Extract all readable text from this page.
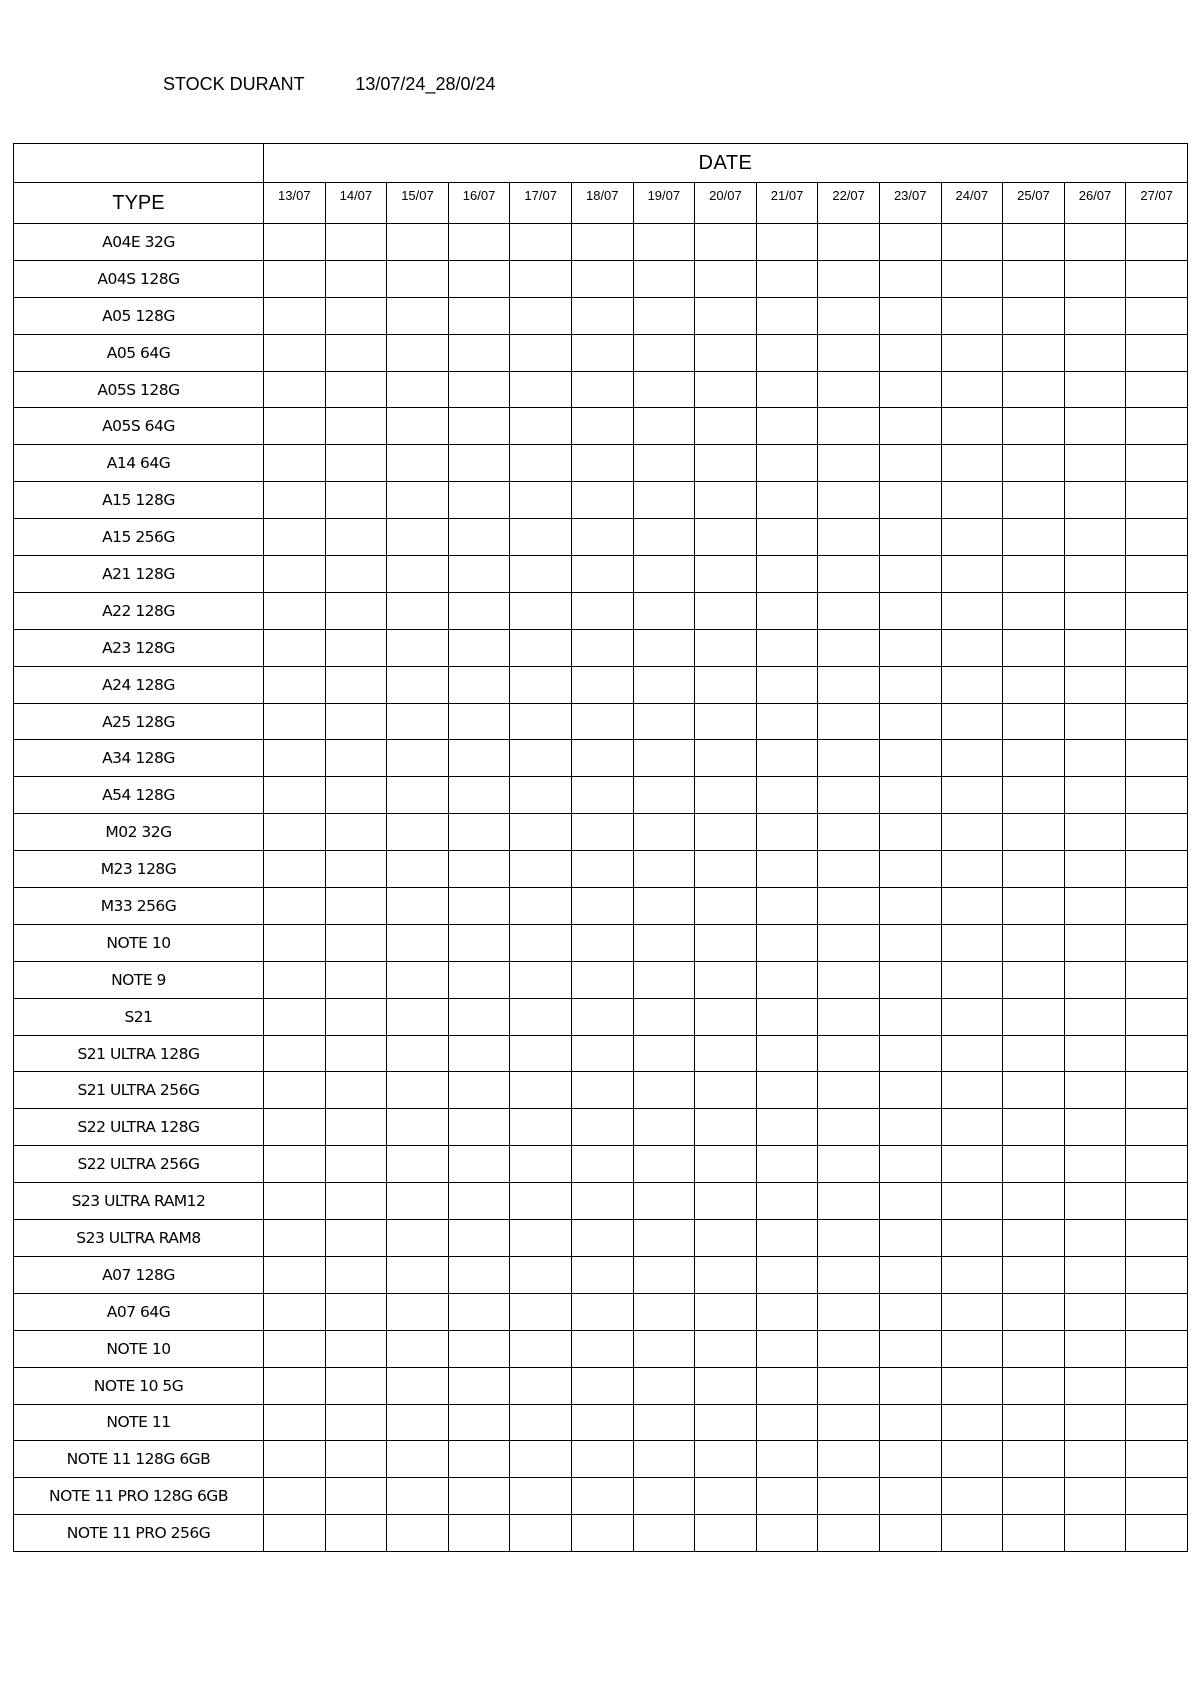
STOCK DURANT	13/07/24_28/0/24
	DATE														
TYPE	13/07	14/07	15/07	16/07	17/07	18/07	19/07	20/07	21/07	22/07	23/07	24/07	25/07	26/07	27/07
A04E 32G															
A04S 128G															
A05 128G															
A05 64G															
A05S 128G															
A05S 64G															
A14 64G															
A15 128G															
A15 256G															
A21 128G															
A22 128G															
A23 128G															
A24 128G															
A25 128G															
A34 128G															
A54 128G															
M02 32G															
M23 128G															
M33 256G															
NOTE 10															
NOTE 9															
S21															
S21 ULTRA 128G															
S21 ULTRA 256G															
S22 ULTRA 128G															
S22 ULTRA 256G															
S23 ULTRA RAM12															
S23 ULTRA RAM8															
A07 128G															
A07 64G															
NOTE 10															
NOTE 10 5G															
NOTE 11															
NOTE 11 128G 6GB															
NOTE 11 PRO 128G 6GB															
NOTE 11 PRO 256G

* _WRITTEN EXERCISE_: Go through the entries above and output them exactly, without pictures.

* _RESULT OF THE TASK_:
Extract all readable text from this page.
STOCK DURANT	13/07/24_28/0/24
	DATE														
TYPE	13/07	14/07	15/07	16/07	17/07	18/07	19/07	20/07	21/07	22/07	23/07	24/07	25/07	26/07	27/07
A04E 32G															
A04S 128G															
A05 128G															
A05 64G															
A05S 128G															
A05S 64G															
A14 64G															
A15 128G															
A15 256G															
A21 128G															
A22 128G															
A23 128G															
A24 128G															
A25 128G															
A34 128G															
A54 128G															
M02 32G															
M23 128G															
M33 256G															
NOTE 10															
NOTE 9															
S21															
S21 ULTRA 128G															
S21 ULTRA 256G															
S22 ULTRA 128G															
S22 ULTRA 256G															
S23 ULTRA RAM12															
S23 ULTRA RAM8															
A07 128G															
A07 64G															
NOTE 10															
NOTE 10 5G															
NOTE 11															
NOTE 11 128G 6GB															
NOTE 11 PRO 128G 6GB															
NOTE 11 PRO 256G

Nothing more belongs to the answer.